-- Start of Given entries --

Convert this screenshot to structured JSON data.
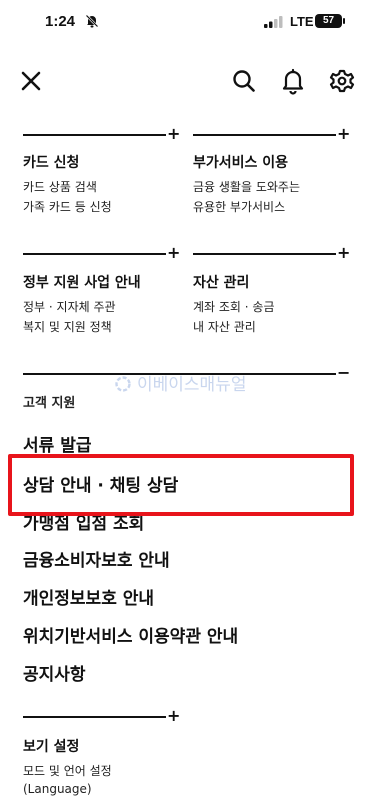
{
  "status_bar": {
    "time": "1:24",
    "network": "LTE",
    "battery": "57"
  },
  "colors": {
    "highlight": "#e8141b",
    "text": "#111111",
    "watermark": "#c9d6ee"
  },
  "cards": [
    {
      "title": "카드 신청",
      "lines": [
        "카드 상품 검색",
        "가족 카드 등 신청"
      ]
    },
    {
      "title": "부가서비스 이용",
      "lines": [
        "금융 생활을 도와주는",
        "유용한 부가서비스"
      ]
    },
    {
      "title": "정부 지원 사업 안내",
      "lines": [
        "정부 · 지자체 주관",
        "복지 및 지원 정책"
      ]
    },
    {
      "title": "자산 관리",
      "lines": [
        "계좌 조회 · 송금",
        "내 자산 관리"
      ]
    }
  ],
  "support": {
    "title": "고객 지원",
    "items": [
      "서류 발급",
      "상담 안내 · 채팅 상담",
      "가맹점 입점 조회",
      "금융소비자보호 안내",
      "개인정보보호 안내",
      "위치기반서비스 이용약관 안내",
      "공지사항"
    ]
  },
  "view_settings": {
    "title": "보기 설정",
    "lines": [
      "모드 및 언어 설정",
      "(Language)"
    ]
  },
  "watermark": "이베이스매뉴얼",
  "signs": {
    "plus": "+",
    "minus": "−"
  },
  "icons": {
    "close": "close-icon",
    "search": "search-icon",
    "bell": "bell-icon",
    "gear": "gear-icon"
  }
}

-- End of Given entries --

#### Exercise:
Reproduce every record above exactly, omitting the pictures.

#### Reply:
Convert this screenshot to structured JSON data.
{
  "status_bar": {
    "time": "1:24",
    "network": "LTE",
    "battery": "57"
  },
  "colors": {
    "highlight": "#e8141b",
    "text": "#111111",
    "watermark": "#c9d6ee"
  },
  "cards": [
    {
      "title": "카드 신청",
      "lines": [
        "카드 상품 검색",
        "가족 카드 등 신청"
      ]
    },
    {
      "title": "부가서비스 이용",
      "lines": [
        "금융 생활을 도와주는",
        "유용한 부가서비스"
      ]
    },
    {
      "title": "정부 지원 사업 안내",
      "lines": [
        "정부 · 지자체 주관",
        "복지 및 지원 정책"
      ]
    },
    {
      "title": "자산 관리",
      "lines": [
        "계좌 조회 · 송금",
        "내 자산 관리"
      ]
    }
  ],
  "support": {
    "title": "고객 지원",
    "items": [
      "서류 발급",
      "상담 안내 · 채팅 상담",
      "가맹점 입점 조회",
      "금융소비자보호 안내",
      "개인정보보호 안내",
      "위치기반서비스 이용약관 안내",
      "공지사항"
    ]
  },
  "view_settings": {
    "title": "보기 설정",
    "lines": [
      "모드 및 언어 설정",
      "(Language)"
    ]
  },
  "watermark": "이베이스매뉴얼",
  "signs": {
    "plus": "+",
    "minus": "−"
  },
  "icons": {
    "close": "close-icon",
    "search": "search-icon",
    "bell": "bell-icon",
    "gear": "gear-icon"
  }
}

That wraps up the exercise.